[Figure data in JSON]
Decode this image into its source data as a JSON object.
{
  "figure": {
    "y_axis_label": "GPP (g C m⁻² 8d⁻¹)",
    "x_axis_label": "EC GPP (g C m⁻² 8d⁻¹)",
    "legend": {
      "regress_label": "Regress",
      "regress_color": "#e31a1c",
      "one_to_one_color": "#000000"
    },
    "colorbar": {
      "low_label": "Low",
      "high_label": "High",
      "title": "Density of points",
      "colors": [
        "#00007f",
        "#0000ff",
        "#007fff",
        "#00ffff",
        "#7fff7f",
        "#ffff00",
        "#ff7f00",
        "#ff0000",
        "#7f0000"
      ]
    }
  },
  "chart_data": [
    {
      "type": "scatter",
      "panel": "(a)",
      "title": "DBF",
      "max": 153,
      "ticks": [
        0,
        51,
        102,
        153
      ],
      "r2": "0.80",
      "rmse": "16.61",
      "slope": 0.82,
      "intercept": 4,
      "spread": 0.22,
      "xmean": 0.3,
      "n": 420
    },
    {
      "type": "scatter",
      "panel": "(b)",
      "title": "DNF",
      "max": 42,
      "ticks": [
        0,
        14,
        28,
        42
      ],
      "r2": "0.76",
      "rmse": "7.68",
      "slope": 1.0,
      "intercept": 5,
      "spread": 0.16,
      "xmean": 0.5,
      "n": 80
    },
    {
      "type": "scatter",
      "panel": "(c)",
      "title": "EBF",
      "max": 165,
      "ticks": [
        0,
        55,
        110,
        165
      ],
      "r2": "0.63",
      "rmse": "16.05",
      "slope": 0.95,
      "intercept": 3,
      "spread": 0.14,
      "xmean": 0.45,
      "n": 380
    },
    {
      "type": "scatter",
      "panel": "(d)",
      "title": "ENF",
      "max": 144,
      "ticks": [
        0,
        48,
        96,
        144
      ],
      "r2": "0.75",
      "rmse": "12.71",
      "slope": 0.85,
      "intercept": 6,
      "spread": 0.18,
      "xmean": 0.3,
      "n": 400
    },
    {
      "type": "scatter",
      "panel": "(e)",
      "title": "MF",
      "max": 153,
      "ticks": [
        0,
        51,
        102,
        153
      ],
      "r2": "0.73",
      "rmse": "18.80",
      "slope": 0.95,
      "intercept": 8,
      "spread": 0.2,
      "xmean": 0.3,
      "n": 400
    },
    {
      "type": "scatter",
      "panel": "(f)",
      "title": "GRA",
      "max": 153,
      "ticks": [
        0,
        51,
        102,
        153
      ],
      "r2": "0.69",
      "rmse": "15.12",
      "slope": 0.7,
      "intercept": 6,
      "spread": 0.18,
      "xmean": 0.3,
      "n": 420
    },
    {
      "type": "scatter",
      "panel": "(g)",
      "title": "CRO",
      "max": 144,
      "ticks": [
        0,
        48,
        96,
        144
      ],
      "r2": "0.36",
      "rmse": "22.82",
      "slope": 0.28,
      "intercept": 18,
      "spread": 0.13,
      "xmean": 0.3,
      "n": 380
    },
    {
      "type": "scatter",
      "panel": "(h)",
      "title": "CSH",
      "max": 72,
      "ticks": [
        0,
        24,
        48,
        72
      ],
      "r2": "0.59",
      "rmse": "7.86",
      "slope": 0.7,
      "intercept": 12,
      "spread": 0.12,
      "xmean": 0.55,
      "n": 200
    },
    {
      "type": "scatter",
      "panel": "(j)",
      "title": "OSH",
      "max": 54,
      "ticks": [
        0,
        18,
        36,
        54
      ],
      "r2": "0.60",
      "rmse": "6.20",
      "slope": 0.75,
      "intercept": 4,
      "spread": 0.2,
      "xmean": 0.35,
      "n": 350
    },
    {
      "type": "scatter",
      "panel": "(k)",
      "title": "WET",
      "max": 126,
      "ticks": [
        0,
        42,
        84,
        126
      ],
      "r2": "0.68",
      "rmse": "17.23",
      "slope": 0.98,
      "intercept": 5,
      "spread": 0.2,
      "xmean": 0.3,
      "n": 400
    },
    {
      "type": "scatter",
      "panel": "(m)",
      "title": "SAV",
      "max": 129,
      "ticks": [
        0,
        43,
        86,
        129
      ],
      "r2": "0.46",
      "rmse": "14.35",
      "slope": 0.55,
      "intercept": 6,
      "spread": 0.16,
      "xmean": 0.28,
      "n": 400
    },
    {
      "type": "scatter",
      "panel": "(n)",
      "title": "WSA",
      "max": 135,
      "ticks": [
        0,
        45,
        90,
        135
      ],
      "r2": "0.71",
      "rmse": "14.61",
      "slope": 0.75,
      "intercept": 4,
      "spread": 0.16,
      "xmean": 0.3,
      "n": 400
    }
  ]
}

> [Direction]: Copy down the whole of the data above, matching it exactly.

> [Full output]:
Decode this image into its source data as a JSON object.
{
  "figure": {
    "y_axis_label": "GPP (g C m⁻² 8d⁻¹)",
    "x_axis_label": "EC GPP (g C m⁻² 8d⁻¹)",
    "legend": {
      "regress_label": "Regress",
      "regress_color": "#e31a1c",
      "one_to_one_color": "#000000"
    },
    "colorbar": {
      "low_label": "Low",
      "high_label": "High",
      "title": "Density of points",
      "colors": [
        "#00007f",
        "#0000ff",
        "#007fff",
        "#00ffff",
        "#7fff7f",
        "#ffff00",
        "#ff7f00",
        "#ff0000",
        "#7f0000"
      ]
    }
  },
  "chart_data": [
    {
      "type": "scatter",
      "panel": "(a)",
      "title": "DBF",
      "max": 153,
      "ticks": [
        0,
        51,
        102,
        153
      ],
      "r2": "0.80",
      "rmse": "16.61",
      "slope": 0.82,
      "intercept": 4,
      "spread": 0.22,
      "xmean": 0.3,
      "n": 420
    },
    {
      "type": "scatter",
      "panel": "(b)",
      "title": "DNF",
      "max": 42,
      "ticks": [
        0,
        14,
        28,
        42
      ],
      "r2": "0.76",
      "rmse": "7.68",
      "slope": 1.0,
      "intercept": 5,
      "spread": 0.16,
      "xmean": 0.5,
      "n": 80
    },
    {
      "type": "scatter",
      "panel": "(c)",
      "title": "EBF",
      "max": 165,
      "ticks": [
        0,
        55,
        110,
        165
      ],
      "r2": "0.63",
      "rmse": "16.05",
      "slope": 0.95,
      "intercept": 3,
      "spread": 0.14,
      "xmean": 0.45,
      "n": 380
    },
    {
      "type": "scatter",
      "panel": "(d)",
      "title": "ENF",
      "max": 144,
      "ticks": [
        0,
        48,
        96,
        144
      ],
      "r2": "0.75",
      "rmse": "12.71",
      "slope": 0.85,
      "intercept": 6,
      "spread": 0.18,
      "xmean": 0.3,
      "n": 400
    },
    {
      "type": "scatter",
      "panel": "(e)",
      "title": "MF",
      "max": 153,
      "ticks": [
        0,
        51,
        102,
        153
      ],
      "r2": "0.73",
      "rmse": "18.80",
      "slope": 0.95,
      "intercept": 8,
      "spread": 0.2,
      "xmean": 0.3,
      "n": 400
    },
    {
      "type": "scatter",
      "panel": "(f)",
      "title": "GRA",
      "max": 153,
      "ticks": [
        0,
        51,
        102,
        153
      ],
      "r2": "0.69",
      "rmse": "15.12",
      "slope": 0.7,
      "intercept": 6,
      "spread": 0.18,
      "xmean": 0.3,
      "n": 420
    },
    {
      "type": "scatter",
      "panel": "(g)",
      "title": "CRO",
      "max": 144,
      "ticks": [
        0,
        48,
        96,
        144
      ],
      "r2": "0.36",
      "rmse": "22.82",
      "slope": 0.28,
      "intercept": 18,
      "spread": 0.13,
      "xmean": 0.3,
      "n": 380
    },
    {
      "type": "scatter",
      "panel": "(h)",
      "title": "CSH",
      "max": 72,
      "ticks": [
        0,
        24,
        48,
        72
      ],
      "r2": "0.59",
      "rmse": "7.86",
      "slope": 0.7,
      "intercept": 12,
      "spread": 0.12,
      "xmean": 0.55,
      "n": 200
    },
    {
      "type": "scatter",
      "panel": "(j)",
      "title": "OSH",
      "max": 54,
      "ticks": [
        0,
        18,
        36,
        54
      ],
      "r2": "0.60",
      "rmse": "6.20",
      "slope": 0.75,
      "intercept": 4,
      "spread": 0.2,
      "xmean": 0.35,
      "n": 350
    },
    {
      "type": "scatter",
      "panel": "(k)",
      "title": "WET",
      "max": 126,
      "ticks": [
        0,
        42,
        84,
        126
      ],
      "r2": "0.68",
      "rmse": "17.23",
      "slope": 0.98,
      "intercept": 5,
      "spread": 0.2,
      "xmean": 0.3,
      "n": 400
    },
    {
      "type": "scatter",
      "panel": "(m)",
      "title": "SAV",
      "max": 129,
      "ticks": [
        0,
        43,
        86,
        129
      ],
      "r2": "0.46",
      "rmse": "14.35",
      "slope": 0.55,
      "intercept": 6,
      "spread": 0.16,
      "xmean": 0.28,
      "n": 400
    },
    {
      "type": "scatter",
      "panel": "(n)",
      "title": "WSA",
      "max": 135,
      "ticks": [
        0,
        45,
        90,
        135
      ],
      "r2": "0.71",
      "rmse": "14.61",
      "slope": 0.75,
      "intercept": 4,
      "spread": 0.16,
      "xmean": 0.3,
      "n": 400
    }
  ]
}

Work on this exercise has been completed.